SOURCE EXCERPT -

******************************

Here's some code that remaps a single-layer pigment in this way. If you
really want to remap complex stone textures, then you'd have to do the
same to each of the pigment layers.

The basic trick is to make a function from the pigment, and then make a
pigment from that function. When you make a pigment from the function
you can specify an arbitrary remapping.

The sphere on the left has the original stone pigment.

The sphere on the right has the arbitrarily remapped pigment.

The lower sphere has a remapped pigment, using the identity mapping. if
the procedure works correctly, then this should look identical to the
original sphere.

>If this is unclear, I'll try to rephrase.
>
>(What I have in mind is to illustrate the various point symmetry groups 
>with seamless pigments that show the relevant symmetries.)

Now you've lost me.

******************************

TASK A -
According to the forum post on remapping a stone pigment, what is the basic trick?
TASK B -
Carry on the forum post about remapping a stone pigment, picking up right after its last line.

[Stored records]

******************************

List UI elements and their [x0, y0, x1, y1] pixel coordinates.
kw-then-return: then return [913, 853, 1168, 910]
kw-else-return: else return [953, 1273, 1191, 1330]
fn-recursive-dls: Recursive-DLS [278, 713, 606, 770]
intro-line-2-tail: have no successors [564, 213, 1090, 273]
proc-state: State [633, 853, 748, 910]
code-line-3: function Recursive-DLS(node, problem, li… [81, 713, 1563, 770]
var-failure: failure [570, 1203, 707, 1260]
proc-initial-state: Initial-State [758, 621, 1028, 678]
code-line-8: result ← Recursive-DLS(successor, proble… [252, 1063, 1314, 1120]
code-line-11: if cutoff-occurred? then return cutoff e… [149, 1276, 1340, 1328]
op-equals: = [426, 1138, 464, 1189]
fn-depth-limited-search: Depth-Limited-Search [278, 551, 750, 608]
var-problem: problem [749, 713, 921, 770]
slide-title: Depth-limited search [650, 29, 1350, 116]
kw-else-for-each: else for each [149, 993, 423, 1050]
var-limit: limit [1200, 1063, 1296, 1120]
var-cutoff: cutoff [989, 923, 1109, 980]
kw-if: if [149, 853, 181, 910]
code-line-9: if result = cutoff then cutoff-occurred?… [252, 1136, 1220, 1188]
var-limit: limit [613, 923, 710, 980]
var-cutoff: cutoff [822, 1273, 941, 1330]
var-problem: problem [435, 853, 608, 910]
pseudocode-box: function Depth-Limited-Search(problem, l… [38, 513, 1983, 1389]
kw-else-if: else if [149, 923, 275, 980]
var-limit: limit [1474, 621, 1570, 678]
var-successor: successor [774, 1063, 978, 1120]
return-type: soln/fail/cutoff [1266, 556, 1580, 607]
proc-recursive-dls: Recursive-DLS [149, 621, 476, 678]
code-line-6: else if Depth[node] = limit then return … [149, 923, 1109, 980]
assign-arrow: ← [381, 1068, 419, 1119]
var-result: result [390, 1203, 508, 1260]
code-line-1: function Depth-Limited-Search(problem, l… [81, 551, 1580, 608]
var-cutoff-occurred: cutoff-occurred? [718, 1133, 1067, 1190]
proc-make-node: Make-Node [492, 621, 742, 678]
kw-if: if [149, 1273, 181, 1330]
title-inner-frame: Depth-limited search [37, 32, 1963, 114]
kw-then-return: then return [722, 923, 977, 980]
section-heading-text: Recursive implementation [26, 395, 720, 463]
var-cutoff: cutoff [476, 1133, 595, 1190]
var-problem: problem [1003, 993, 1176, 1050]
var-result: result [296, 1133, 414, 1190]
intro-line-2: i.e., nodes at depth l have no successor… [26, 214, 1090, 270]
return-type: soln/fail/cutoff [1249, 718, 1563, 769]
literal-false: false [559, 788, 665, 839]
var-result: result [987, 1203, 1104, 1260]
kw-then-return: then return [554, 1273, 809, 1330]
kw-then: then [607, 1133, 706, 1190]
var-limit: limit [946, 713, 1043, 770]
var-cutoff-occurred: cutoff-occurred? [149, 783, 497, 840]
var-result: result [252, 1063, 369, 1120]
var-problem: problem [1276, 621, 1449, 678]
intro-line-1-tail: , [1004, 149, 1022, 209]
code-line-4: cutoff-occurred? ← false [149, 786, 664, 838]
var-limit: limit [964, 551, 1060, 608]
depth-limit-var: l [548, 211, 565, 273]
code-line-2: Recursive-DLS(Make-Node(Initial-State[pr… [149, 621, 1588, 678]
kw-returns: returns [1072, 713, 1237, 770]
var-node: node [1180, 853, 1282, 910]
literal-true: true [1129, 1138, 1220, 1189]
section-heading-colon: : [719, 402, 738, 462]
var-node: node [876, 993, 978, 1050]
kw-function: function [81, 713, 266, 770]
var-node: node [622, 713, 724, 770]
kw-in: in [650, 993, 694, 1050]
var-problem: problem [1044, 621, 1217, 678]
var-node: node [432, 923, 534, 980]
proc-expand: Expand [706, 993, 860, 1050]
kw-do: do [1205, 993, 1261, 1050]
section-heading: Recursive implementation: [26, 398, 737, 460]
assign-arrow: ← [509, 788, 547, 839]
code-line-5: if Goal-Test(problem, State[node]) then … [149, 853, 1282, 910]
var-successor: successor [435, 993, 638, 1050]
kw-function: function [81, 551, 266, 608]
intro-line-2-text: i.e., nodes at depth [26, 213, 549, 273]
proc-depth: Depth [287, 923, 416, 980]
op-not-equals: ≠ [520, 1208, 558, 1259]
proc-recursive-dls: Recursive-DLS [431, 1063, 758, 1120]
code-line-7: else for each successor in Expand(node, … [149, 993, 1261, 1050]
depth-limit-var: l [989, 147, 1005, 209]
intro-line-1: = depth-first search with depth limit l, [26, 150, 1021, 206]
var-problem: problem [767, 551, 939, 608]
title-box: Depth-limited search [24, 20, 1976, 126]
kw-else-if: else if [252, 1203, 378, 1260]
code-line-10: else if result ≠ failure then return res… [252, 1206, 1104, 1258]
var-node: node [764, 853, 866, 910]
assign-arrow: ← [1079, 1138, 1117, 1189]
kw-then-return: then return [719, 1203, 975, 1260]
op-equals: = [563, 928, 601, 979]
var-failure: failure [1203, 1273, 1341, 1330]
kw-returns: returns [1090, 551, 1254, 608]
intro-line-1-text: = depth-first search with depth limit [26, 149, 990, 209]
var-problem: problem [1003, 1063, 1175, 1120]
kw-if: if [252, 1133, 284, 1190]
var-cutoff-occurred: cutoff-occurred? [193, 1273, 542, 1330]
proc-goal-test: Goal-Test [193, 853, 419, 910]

******************************

EXPECTED OUTPUT A -
Make a function from the pigment, then make a pigment from that function.

EXPECTED OUTPUT B -
global_settings {
 assumed_gamma 1.0
}

camera { orthographic location  <0,-0.8,-4> look_at <0, -0.8, 0>}

light_source {<-200,400,-200> colour rgb 1}

// Declare the original pigment

#declare C =   color_map
    { [0.0, 0.3 color rgb 1 color rgb 0.4]
      [0.3, 0.4 color rgb 0.4 color rgb 0.6]
      [0.4, 0.6 color rgb 0.6 color rgb 0.3]
      [0.6, 1.0 color rgb 0.3 color rgb 0.6]
    }
#declare P = pigment {granite turbulence 0.5 color_map {C}}
#declare Fin = finish {phong 0.5 phong_size 6}

// Make a pigment function from its structure (but skip the colour map)
                    
#declare PF=function{pigment{granite turbulence 0.5}}

// Three non-linear functions

#declare f = function{x*x + y}
#declare g = function{sin(3*y)}
#declare h = function{z*3 + cos(x)}

// A sphere with the original pigment

sphere {<-1,0,0> 1 pigment {P} finish{Fin}}

// A sphere with the transformed pigment (put the colour map back in)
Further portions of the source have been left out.